Produce an exact copy of all the records.

**Input material:**
________________

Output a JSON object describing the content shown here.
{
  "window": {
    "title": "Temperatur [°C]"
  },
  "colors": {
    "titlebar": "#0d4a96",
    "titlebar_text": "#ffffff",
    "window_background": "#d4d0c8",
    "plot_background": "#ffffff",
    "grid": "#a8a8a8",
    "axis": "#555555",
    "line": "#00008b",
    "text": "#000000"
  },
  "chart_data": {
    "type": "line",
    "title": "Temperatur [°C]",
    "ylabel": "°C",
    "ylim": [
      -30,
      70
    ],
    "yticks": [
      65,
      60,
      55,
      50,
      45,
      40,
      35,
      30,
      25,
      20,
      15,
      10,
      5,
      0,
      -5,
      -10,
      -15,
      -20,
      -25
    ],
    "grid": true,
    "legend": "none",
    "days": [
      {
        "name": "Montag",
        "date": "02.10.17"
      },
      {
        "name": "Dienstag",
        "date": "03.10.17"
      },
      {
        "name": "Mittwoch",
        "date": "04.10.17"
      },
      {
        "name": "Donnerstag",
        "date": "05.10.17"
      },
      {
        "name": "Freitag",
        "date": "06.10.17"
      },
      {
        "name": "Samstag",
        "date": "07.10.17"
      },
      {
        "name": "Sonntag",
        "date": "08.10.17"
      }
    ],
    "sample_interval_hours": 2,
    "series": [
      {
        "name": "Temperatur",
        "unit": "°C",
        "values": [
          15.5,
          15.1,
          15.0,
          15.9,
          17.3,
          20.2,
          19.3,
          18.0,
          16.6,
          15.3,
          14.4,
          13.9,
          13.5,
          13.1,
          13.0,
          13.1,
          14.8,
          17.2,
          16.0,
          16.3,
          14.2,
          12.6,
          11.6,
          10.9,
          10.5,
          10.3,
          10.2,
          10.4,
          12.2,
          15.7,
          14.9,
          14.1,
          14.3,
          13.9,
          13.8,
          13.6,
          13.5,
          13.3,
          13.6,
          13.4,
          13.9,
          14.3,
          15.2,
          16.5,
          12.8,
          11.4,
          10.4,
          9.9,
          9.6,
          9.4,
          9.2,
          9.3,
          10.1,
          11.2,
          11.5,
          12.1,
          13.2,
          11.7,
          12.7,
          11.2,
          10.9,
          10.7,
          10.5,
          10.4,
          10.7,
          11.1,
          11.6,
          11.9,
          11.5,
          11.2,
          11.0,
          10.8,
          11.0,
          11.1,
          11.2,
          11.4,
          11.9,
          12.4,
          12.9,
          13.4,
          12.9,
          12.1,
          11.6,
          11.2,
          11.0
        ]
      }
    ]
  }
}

________________

**Task solution:**
Output a JSON object describing the content shown here.
{
  "window": {
    "title": "Temperatur [°C]"
  },
  "colors": {
    "titlebar": "#0d4a96",
    "titlebar_text": "#ffffff",
    "window_background": "#d4d0c8",
    "plot_background": "#ffffff",
    "grid": "#a8a8a8",
    "axis": "#555555",
    "line": "#00008b",
    "text": "#000000"
  },
  "chart_data": {
    "type": "line",
    "title": "Temperatur [°C]",
    "ylabel": "°C",
    "ylim": [
      -30,
      70
    ],
    "yticks": [
      65,
      60,
      55,
      50,
      45,
      40,
      35,
      30,
      25,
      20,
      15,
      10,
      5,
      0,
      -5,
      -10,
      -15,
      -20,
      -25
    ],
    "grid": true,
    "legend": "none",
    "days": [
      {
        "name": "Montag",
        "date": "02.10.17"
      },
      {
        "name": "Dienstag",
        "date": "03.10.17"
      },
      {
        "name": "Mittwoch",
        "date": "04.10.17"
      },
      {
        "name": "Donnerstag",
        "date": "05.10.17"
      },
      {
        "name": "Freitag",
        "date": "06.10.17"
      },
      {
        "name": "Samstag",
        "date": "07.10.17"
      },
      {
        "name": "Sonntag",
        "date": "08.10.17"
      }
    ],
    "sample_interval_hours": 2,
    "series": [
      {
        "name": "Temperatur",
        "unit": "°C",
        "values": [
          15.5,
          15.1,
          15.0,
          15.9,
          17.3,
          20.2,
          19.3,
          18.0,
          16.6,
          15.3,
          14.4,
          13.9,
          13.5,
          13.1,
          13.0,
          13.1,
          14.8,
          17.2,
          16.0,
          16.3,
          14.2,
          12.6,
          11.6,
          10.9,
          10.5,
          10.3,
          10.2,
          10.4,
          12.2,
          15.7,
          14.9,
          14.1,
          14.3,
          13.9,
          13.8,
          13.6,
          13.5,
          13.3,
          13.6,
          13.4,
          13.9,
          14.3,
          15.2,
          16.5,
          12.8,
          11.4,
          10.4,
          9.9,
          9.6,
          9.4,
          9.2,
          9.3,
          10.1,
          11.2,
          11.5,
          12.1,
          13.2,
          11.7,
          12.7,
          11.2,
          10.9,
          10.7,
          10.5,
          10.4,
          10.7,
          11.1,
          11.6,
          11.9,
          11.5,
          11.2,
          11.0,
          10.8,
          11.0,
          11.1,
          11.2,
          11.4,
          11.9,
          12.4,
          12.9,
          13.4,
          12.9,
          12.1,
          11.6,
          11.2,
          11.0
        ]
      }
    ]
  }
}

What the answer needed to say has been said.